____ Recorded information
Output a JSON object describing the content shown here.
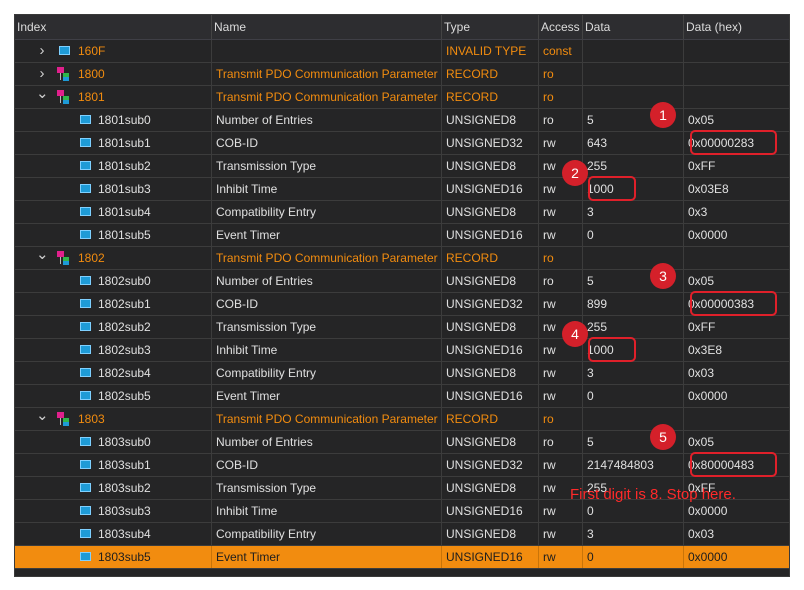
{
  "columns": [
    "Index",
    "Name",
    "Type",
    "Access",
    "Data",
    "Data (hex)"
  ],
  "rows": [
    {
      "kind": "rec",
      "expanded": false,
      "index": "160F",
      "name": "",
      "type": "INVALID TYPE",
      "access": "const",
      "data": "",
      "hex": "",
      "icon": "object-icon"
    },
    {
      "kind": "rec",
      "expanded": false,
      "index": "1800",
      "name": "Transmit PDO Communication Parameter",
      "type": "RECORD",
      "access": "ro",
      "data": "",
      "hex": "",
      "icon": "record-icon"
    },
    {
      "kind": "rec",
      "expanded": true,
      "index": "1801",
      "name": "Transmit PDO Communication Parameter",
      "type": "RECORD",
      "access": "ro",
      "data": "",
      "hex": "",
      "icon": "record-icon"
    },
    {
      "kind": "sub",
      "index": "1801sub0",
      "name": "Number of Entries",
      "type": "UNSIGNED8",
      "access": "ro",
      "data": "5",
      "hex": "0x05"
    },
    {
      "kind": "sub",
      "index": "1801sub1",
      "name": "COB-ID",
      "type": "UNSIGNED32",
      "access": "rw",
      "data": "643",
      "hex": "0x00000283"
    },
    {
      "kind": "sub",
      "index": "1801sub2",
      "name": "Transmission Type",
      "type": "UNSIGNED8",
      "access": "rw",
      "data": "255",
      "hex": "0xFF"
    },
    {
      "kind": "sub",
      "index": "1801sub3",
      "name": "Inhibit Time",
      "type": "UNSIGNED16",
      "access": "rw",
      "data": "1000",
      "hex": "0x03E8"
    },
    {
      "kind": "sub",
      "index": "1801sub4",
      "name": "Compatibility Entry",
      "type": "UNSIGNED8",
      "access": "rw",
      "data": "3",
      "hex": "0x3"
    },
    {
      "kind": "sub",
      "index": "1801sub5",
      "name": "Event Timer",
      "type": "UNSIGNED16",
      "access": "rw",
      "data": "0",
      "hex": "0x0000"
    },
    {
      "kind": "rec",
      "expanded": true,
      "index": "1802",
      "name": "Transmit PDO Communication Parameter",
      "type": "RECORD",
      "access": "ro",
      "data": "",
      "hex": "",
      "icon": "record-icon"
    },
    {
      "kind": "sub",
      "index": "1802sub0",
      "name": "Number of Entries",
      "type": "UNSIGNED8",
      "access": "ro",
      "data": "5",
      "hex": "0x05"
    },
    {
      "kind": "sub",
      "index": "1802sub1",
      "name": "COB-ID",
      "type": "UNSIGNED32",
      "access": "rw",
      "data": "899",
      "hex": "0x00000383"
    },
    {
      "kind": "sub",
      "index": "1802sub2",
      "name": "Transmission Type",
      "type": "UNSIGNED8",
      "access": "rw",
      "data": "255",
      "hex": "0xFF"
    },
    {
      "kind": "sub",
      "index": "1802sub3",
      "name": "Inhibit Time",
      "type": "UNSIGNED16",
      "access": "rw",
      "data": "1000",
      "hex": "0x3E8"
    },
    {
      "kind": "sub",
      "index": "1802sub4",
      "name": "Compatibility Entry",
      "type": "UNSIGNED8",
      "access": "rw",
      "data": "3",
      "hex": "0x03"
    },
    {
      "kind": "sub",
      "index": "1802sub5",
      "name": "Event Timer",
      "type": "UNSIGNED16",
      "access": "rw",
      "data": "0",
      "hex": "0x0000"
    },
    {
      "kind": "rec",
      "expanded": true,
      "index": "1803",
      "name": "Transmit PDO Communication Parameter",
      "type": "RECORD",
      "access": "ro",
      "data": "",
      "hex": "",
      "icon": "record-icon"
    },
    {
      "kind": "sub",
      "index": "1803sub0",
      "name": "Number of Entries",
      "type": "UNSIGNED8",
      "access": "ro",
      "data": "5",
      "hex": "0x05"
    },
    {
      "kind": "sub",
      "index": "1803sub1",
      "name": "COB-ID",
      "type": "UNSIGNED32",
      "access": "rw",
      "data": "2147484803",
      "hex": "0x80000483"
    },
    {
      "kind": "sub",
      "index": "1803sub2",
      "name": "Transmission Type",
      "type": "UNSIGNED8",
      "access": "rw",
      "data": "255",
      "hex": "0xFF"
    },
    {
      "kind": "sub",
      "index": "1803sub3",
      "name": "Inhibit Time",
      "type": "UNSIGNED16",
      "access": "rw",
      "data": "0",
      "hex": "0x0000"
    },
    {
      "kind": "sub",
      "index": "1803sub4",
      "name": "Compatibility Entry",
      "type": "UNSIGNED8",
      "access": "rw",
      "data": "3",
      "hex": "0x03"
    },
    {
      "kind": "sub",
      "index": "1803sub5",
      "name": "Event Timer",
      "type": "UNSIGNED16",
      "access": "rw",
      "data": "0",
      "hex": "0x0000",
      "selected": true
    }
  ],
  "callouts": [
    {
      "number": "1",
      "row": "1801sub1",
      "column": "Data (hex)"
    },
    {
      "number": "2",
      "row": "1801sub3",
      "column": "Data"
    },
    {
      "number": "3",
      "row": "1802sub1",
      "column": "Data (hex)"
    },
    {
      "number": "4",
      "row": "1802sub3",
      "column": "Data"
    },
    {
      "number": "5",
      "row": "1803sub1",
      "column": "Data (hex)"
    }
  ],
  "note": "First digit is 8. Stop here.",
  "colors": {
    "background": "#252526",
    "header": "#2d2d30",
    "accent_orange": "#f28c0f",
    "callout_red": "#d4202a",
    "icon_blue": "#1e9bd7",
    "icon_magenta": "#e0208c",
    "icon_green": "#2fb84a"
  }
}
________
→ Task to carry out: Without including any pictures, print all of the material exactly as given.

→ Output for this task:
Output a JSON object describing the content shown here.
{
  "columns": [
    "Index",
    "Name",
    "Type",
    "Access",
    "Data",
    "Data (hex)"
  ],
  "rows": [
    {
      "kind": "rec",
      "expanded": false,
      "index": "160F",
      "name": "",
      "type": "INVALID TYPE",
      "access": "const",
      "data": "",
      "hex": "",
      "icon": "object-icon"
    },
    {
      "kind": "rec",
      "expanded": false,
      "index": "1800",
      "name": "Transmit PDO Communication Parameter",
      "type": "RECORD",
      "access": "ro",
      "data": "",
      "hex": "",
      "icon": "record-icon"
    },
    {
      "kind": "rec",
      "expanded": true,
      "index": "1801",
      "name": "Transmit PDO Communication Parameter",
      "type": "RECORD",
      "access": "ro",
      "data": "",
      "hex": "",
      "icon": "record-icon"
    },
    {
      "kind": "sub",
      "index": "1801sub0",
      "name": "Number of Entries",
      "type": "UNSIGNED8",
      "access": "ro",
      "data": "5",
      "hex": "0x05"
    },
    {
      "kind": "sub",
      "index": "1801sub1",
      "name": "COB-ID",
      "type": "UNSIGNED32",
      "access": "rw",
      "data": "643",
      "hex": "0x00000283"
    },
    {
      "kind": "sub",
      "index": "1801sub2",
      "name": "Transmission Type",
      "type": "UNSIGNED8",
      "access": "rw",
      "data": "255",
      "hex": "0xFF"
    },
    {
      "kind": "sub",
      "index": "1801sub3",
      "name": "Inhibit Time",
      "type": "UNSIGNED16",
      "access": "rw",
      "data": "1000",
      "hex": "0x03E8"
    },
    {
      "kind": "sub",
      "index": "1801sub4",
      "name": "Compatibility Entry",
      "type": "UNSIGNED8",
      "access": "rw",
      "data": "3",
      "hex": "0x3"
    },
    {
      "kind": "sub",
      "index": "1801sub5",
      "name": "Event Timer",
      "type": "UNSIGNED16",
      "access": "rw",
      "data": "0",
      "hex": "0x0000"
    },
    {
      "kind": "rec",
      "expanded": true,
      "index": "1802",
      "name": "Transmit PDO Communication Parameter",
      "type": "RECORD",
      "access": "ro",
      "data": "",
      "hex": "",
      "icon": "record-icon"
    },
    {
      "kind": "sub",
      "index": "1802sub0",
      "name": "Number of Entries",
      "type": "UNSIGNED8",
      "access": "ro",
      "data": "5",
      "hex": "0x05"
    },
    {
      "kind": "sub",
      "index": "1802sub1",
      "name": "COB-ID",
      "type": "UNSIGNED32",
      "access": "rw",
      "data": "899",
      "hex": "0x00000383"
    },
    {
      "kind": "sub",
      "index": "1802sub2",
      "name": "Transmission Type",
      "type": "UNSIGNED8",
      "access": "rw",
      "data": "255",
      "hex": "0xFF"
    },
    {
      "kind": "sub",
      "index": "1802sub3",
      "name": "Inhibit Time",
      "type": "UNSIGNED16",
      "access": "rw",
      "data": "1000",
      "hex": "0x3E8"
    },
    {
      "kind": "sub",
      "index": "1802sub4",
      "name": "Compatibility Entry",
      "type": "UNSIGNED8",
      "access": "rw",
      "data": "3",
      "hex": "0x03"
    },
    {
      "kind": "sub",
      "index": "1802sub5",
      "name": "Event Timer",
      "type": "UNSIGNED16",
      "access": "rw",
      "data": "0",
      "hex": "0x0000"
    },
    {
      "kind": "rec",
      "expanded": true,
      "index": "1803",
      "name": "Transmit PDO Communication Parameter",
      "type": "RECORD",
      "access": "ro",
      "data": "",
      "hex": "",
      "icon": "record-icon"
    },
    {
      "kind": "sub",
      "index": "1803sub0",
      "name": "Number of Entries",
      "type": "UNSIGNED8",
      "access": "ro",
      "data": "5",
      "hex": "0x05"
    },
    {
      "kind": "sub",
      "index": "1803sub1",
      "name": "COB-ID",
      "type": "UNSIGNED32",
      "access": "rw",
      "data": "2147484803",
      "hex": "0x80000483"
    },
    {
      "kind": "sub",
      "index": "1803sub2",
      "name": "Transmission Type",
      "type": "UNSIGNED8",
      "access": "rw",
      "data": "255",
      "hex": "0xFF"
    },
    {
      "kind": "sub",
      "index": "1803sub3",
      "name": "Inhibit Time",
      "type": "UNSIGNED16",
      "access": "rw",
      "data": "0",
      "hex": "0x0000"
    },
    {
      "kind": "sub",
      "index": "1803sub4",
      "name": "Compatibility Entry",
      "type": "UNSIGNED8",
      "access": "rw",
      "data": "3",
      "hex": "0x03"
    },
    {
      "kind": "sub",
      "index": "1803sub5",
      "name": "Event Timer",
      "type": "UNSIGNED16",
      "access": "rw",
      "data": "0",
      "hex": "0x0000",
      "selected": true
    }
  ],
  "callouts": [
    {
      "number": "1",
      "row": "1801sub1",
      "column": "Data (hex)"
    },
    {
      "number": "2",
      "row": "1801sub3",
      "column": "Data"
    },
    {
      "number": "3",
      "row": "1802sub1",
      "column": "Data (hex)"
    },
    {
      "number": "4",
      "row": "1802sub3",
      "column": "Data"
    },
    {
      "number": "5",
      "row": "1803sub1",
      "column": "Data (hex)"
    }
  ],
  "note": "First digit is 8. Stop here.",
  "colors": {
    "background": "#252526",
    "header": "#2d2d30",
    "accent_orange": "#f28c0f",
    "callout_red": "#d4202a",
    "icon_blue": "#1e9bd7",
    "icon_magenta": "#e0208c",
    "icon_green": "#2fb84a"
  }
}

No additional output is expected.